● STUDY TEXT:
== Segment start ==

When Google’ing Goes Bad…

April 24, 2008 · Posted in Humor 

I decided to pull a FireMom and do one of those neat-o “I’m sorry you’ve found me” posts…because wow, I was looking today (for the first time in a while) and found a few that really made me laugh.

First, I must say, the Avocado Salad post I made a while back really seems to be a winner. That puppy is dragging in the traffic! So, if you’re here looking for the Avocado Tomato Salad post - Welcome! Thanks for stopping by!

Now, the oddballs. (By the way, Google has blocked me from searching for half an hour because my “queries look automated”).

I don’t know why someone would search for “Knee for Sale” - I suppose maybe they don’t know that buying body parts is illegal. Of course, if buying is illegal, then selling is too and I’ve offered my knee for sale…so…ya. Anyway - in India, that search lands me right up top, at number one. Here in the Good Ole U.S.A - I’m number three. Not bad really. Except, I guess these people didn’t find what they were looking for and for that, I’m sorry.

== Segment end ==

● TASK PROMPT: Continue this blog post about odd search terms that led people to the writer's site, starting after its last sentence.

● DATASET:
== Segment start ==

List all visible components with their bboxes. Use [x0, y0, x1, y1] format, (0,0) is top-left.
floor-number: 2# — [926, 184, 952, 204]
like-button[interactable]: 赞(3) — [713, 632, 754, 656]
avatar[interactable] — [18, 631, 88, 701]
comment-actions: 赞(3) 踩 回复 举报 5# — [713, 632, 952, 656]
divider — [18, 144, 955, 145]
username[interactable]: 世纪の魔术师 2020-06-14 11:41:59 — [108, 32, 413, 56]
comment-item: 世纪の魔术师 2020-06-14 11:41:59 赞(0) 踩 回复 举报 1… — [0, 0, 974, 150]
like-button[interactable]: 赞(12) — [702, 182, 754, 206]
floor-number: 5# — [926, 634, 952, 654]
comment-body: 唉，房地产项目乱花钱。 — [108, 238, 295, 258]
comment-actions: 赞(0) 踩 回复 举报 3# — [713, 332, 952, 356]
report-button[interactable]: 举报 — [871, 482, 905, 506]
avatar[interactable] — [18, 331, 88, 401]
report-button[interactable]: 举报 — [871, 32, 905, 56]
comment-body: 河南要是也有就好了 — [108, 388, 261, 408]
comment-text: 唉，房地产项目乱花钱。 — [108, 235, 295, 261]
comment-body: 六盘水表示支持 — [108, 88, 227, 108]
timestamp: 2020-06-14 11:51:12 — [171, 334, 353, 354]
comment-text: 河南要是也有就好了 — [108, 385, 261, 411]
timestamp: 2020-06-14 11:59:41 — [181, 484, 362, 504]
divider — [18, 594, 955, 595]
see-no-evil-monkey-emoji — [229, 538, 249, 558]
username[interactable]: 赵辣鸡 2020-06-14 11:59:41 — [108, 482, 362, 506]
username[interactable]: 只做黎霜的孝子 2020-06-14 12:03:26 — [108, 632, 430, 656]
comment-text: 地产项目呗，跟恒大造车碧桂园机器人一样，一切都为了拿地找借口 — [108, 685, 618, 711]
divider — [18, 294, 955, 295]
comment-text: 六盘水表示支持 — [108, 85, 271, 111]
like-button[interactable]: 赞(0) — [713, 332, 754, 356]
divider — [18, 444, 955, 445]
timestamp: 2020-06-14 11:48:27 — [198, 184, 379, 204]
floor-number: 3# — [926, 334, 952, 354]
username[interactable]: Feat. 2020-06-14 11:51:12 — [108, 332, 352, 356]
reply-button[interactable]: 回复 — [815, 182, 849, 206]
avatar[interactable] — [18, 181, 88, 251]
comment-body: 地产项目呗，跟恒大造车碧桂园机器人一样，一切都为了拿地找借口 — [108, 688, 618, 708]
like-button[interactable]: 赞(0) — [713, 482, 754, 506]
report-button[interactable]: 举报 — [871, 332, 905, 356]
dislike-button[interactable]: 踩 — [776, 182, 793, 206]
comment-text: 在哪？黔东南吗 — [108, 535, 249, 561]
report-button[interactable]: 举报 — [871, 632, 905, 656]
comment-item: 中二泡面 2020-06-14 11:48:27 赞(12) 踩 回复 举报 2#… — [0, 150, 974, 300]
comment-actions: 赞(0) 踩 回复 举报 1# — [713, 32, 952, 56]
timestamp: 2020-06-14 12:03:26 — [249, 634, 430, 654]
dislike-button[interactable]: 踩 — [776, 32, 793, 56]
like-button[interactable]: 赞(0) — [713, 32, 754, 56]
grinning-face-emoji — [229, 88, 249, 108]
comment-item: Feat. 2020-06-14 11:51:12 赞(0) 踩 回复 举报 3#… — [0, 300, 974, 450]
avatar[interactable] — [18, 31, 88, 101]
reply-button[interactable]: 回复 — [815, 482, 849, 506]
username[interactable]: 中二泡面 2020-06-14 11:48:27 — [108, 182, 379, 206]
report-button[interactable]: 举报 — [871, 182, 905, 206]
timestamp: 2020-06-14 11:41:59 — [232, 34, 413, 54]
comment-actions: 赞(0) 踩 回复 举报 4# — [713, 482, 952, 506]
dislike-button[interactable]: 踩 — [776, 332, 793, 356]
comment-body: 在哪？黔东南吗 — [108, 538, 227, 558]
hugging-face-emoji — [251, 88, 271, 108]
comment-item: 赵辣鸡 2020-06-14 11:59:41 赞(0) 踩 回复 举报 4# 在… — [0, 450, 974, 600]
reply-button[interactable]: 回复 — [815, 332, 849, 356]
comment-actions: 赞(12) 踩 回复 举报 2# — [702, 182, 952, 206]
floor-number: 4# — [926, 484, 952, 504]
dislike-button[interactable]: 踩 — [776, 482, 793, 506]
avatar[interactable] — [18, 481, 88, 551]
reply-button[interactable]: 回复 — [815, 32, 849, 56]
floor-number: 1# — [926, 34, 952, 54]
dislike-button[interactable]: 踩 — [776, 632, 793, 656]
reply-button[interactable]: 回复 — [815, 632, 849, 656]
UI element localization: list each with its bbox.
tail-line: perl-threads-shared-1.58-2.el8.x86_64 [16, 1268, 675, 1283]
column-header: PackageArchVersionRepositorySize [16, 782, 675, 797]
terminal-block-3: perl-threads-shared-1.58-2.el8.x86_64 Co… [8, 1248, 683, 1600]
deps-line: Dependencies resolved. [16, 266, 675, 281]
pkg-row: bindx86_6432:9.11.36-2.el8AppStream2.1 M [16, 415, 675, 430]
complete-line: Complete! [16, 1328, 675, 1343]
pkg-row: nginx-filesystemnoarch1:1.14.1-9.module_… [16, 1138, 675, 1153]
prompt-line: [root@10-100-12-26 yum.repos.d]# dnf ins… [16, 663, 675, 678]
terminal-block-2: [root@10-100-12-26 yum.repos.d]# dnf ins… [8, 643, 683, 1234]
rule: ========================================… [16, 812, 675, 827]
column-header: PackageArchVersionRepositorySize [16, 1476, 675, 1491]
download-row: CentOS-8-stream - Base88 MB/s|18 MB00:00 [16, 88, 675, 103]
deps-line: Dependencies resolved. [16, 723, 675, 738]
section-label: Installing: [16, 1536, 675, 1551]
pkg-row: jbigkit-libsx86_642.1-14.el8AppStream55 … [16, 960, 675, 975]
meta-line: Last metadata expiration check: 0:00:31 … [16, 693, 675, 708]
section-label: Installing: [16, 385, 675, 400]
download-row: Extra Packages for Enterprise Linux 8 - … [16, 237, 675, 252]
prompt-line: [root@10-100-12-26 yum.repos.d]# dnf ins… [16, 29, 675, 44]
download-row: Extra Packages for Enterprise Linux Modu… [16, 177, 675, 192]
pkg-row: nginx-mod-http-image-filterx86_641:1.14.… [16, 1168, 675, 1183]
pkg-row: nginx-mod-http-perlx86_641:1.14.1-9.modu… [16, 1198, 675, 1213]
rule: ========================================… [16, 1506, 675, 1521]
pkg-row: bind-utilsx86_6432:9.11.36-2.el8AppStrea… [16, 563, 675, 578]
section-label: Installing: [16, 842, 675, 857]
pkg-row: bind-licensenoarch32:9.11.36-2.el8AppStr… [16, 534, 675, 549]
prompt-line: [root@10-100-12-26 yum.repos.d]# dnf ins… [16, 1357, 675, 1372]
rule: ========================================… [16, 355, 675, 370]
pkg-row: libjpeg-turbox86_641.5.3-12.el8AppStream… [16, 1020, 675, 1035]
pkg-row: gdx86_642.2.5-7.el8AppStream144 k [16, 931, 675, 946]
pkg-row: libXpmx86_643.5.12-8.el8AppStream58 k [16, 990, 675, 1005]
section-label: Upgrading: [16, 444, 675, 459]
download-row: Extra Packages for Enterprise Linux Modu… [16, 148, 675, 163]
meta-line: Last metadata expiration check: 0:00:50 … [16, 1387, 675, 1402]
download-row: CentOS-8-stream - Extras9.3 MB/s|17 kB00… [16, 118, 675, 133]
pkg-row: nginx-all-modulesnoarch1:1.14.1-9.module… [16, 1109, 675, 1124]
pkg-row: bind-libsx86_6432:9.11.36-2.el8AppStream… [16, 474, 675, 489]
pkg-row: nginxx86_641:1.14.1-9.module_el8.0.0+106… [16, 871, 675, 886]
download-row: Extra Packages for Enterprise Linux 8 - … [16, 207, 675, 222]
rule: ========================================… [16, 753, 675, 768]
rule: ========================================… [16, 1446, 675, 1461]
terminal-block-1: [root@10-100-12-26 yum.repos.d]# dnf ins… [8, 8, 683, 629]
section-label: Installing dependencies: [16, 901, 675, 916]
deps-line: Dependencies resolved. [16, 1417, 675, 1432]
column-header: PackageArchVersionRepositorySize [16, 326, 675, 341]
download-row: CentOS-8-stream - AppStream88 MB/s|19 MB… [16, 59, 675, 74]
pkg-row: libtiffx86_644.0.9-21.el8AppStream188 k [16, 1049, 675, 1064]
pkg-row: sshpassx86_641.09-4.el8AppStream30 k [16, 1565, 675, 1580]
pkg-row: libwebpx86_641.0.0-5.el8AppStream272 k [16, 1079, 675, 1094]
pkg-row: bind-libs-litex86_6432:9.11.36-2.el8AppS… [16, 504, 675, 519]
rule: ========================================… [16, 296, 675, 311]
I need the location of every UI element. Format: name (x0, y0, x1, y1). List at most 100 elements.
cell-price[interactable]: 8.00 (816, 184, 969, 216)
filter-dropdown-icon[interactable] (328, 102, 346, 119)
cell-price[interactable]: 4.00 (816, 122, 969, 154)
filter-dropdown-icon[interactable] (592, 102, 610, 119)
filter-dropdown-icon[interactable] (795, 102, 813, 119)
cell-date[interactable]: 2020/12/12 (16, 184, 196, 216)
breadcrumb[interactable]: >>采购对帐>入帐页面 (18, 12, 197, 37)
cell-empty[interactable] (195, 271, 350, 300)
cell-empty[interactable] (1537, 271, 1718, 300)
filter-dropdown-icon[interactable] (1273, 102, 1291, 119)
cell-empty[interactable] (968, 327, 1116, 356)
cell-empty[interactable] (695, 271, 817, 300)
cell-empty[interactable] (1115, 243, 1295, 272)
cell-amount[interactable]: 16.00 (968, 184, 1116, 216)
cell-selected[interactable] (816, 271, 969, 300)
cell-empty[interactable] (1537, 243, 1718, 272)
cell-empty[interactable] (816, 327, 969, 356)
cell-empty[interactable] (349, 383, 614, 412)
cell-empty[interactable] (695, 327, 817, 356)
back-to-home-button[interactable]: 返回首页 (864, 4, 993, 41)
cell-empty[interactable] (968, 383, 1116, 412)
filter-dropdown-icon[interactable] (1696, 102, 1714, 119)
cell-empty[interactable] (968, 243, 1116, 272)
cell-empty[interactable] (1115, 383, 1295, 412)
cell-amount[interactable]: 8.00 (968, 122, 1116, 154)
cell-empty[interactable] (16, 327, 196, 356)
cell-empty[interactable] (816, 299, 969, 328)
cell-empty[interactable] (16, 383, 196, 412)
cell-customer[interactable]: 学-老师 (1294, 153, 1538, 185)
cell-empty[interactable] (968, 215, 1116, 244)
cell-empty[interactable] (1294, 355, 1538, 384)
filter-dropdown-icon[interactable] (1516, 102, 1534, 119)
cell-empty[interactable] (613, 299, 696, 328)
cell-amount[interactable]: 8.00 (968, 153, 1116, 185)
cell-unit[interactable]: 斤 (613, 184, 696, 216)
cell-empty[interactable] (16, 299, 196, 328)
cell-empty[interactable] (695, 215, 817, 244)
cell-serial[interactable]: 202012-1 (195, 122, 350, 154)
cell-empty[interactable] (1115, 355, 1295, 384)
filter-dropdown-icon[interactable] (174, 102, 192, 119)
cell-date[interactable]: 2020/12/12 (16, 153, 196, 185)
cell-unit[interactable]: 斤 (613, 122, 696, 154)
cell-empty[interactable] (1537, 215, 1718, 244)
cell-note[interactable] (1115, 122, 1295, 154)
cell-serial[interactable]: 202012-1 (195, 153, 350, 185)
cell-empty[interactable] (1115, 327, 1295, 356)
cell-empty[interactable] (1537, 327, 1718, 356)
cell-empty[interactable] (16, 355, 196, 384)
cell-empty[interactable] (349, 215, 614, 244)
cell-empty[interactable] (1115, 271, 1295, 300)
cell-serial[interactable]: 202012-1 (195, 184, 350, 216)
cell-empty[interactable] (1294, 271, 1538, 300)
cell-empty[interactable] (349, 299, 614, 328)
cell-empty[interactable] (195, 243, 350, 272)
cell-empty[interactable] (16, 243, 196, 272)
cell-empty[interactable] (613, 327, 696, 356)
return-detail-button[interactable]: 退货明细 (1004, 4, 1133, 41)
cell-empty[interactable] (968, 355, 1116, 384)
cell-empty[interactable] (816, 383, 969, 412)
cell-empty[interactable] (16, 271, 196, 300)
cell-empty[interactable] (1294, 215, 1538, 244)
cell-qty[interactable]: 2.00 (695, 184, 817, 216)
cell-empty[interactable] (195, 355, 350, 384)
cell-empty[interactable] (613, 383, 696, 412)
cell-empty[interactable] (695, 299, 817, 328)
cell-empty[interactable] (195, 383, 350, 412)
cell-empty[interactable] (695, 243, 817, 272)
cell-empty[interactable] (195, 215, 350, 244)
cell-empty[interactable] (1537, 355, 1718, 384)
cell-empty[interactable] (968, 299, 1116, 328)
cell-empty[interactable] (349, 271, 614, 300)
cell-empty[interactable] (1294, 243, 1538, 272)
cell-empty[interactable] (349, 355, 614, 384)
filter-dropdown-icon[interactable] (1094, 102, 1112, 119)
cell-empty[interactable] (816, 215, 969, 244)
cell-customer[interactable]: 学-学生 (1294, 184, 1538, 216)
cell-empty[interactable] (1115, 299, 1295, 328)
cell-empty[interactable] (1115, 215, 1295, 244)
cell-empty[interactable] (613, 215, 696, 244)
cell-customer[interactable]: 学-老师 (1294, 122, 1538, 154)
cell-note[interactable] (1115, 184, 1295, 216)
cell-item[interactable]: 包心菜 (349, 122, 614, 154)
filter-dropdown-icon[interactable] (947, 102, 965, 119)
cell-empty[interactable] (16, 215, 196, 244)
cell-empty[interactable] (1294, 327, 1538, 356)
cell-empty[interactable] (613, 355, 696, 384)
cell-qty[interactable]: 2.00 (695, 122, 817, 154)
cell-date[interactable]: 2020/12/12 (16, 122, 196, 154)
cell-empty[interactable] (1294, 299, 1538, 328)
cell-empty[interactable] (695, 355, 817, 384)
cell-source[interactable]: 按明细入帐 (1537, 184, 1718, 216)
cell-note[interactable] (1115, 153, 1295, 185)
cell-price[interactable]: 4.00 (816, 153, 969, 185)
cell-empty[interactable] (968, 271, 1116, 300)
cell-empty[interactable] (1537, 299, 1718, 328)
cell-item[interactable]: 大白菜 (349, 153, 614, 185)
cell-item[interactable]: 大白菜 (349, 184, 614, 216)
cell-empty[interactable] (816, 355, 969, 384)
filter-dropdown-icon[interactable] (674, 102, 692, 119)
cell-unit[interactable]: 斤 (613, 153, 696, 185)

== Segment end ==

● OUTPUT OF THE EXERCISE:
For “Living in the desert” downside, I’m number 19. I’m not sure why someone would not only search for a possible downside to living in the desert (is it no common sense?) - but what confuses me more than that, is the fact that they went past page one, on to page two and all the way to the bottom - where PerpetualTomorrow.com is sitting pretty simply because I’ve used the words “living in the desert” and “downside” in the same post.

I’m sorry potential desert dweller, that I was unable to help you find the information you were looking for. For the trouble, I offer you this link: Desert Health Issues - all the information you might ever want to know about being a human in the desert. If that doesn’t strike your fancy, try doing a search for “desert landscaping” or something similar. Really, desert living is no different than say, urban living. Except, mostly the smog is less and the sun is more. The water is less (and by water, I mean rain, and generally any other type of water) but the bright side is, most yards don’t have grass…so you won’t miss it to much!

I hope I was able to help out our potential desert dweller - by offering up some great tips of living in the desert.

The downside part. It’s hot. Hot and sandy. Except during Monsoon season. Then it’s hot and muddy. Everywhere. Even on your car.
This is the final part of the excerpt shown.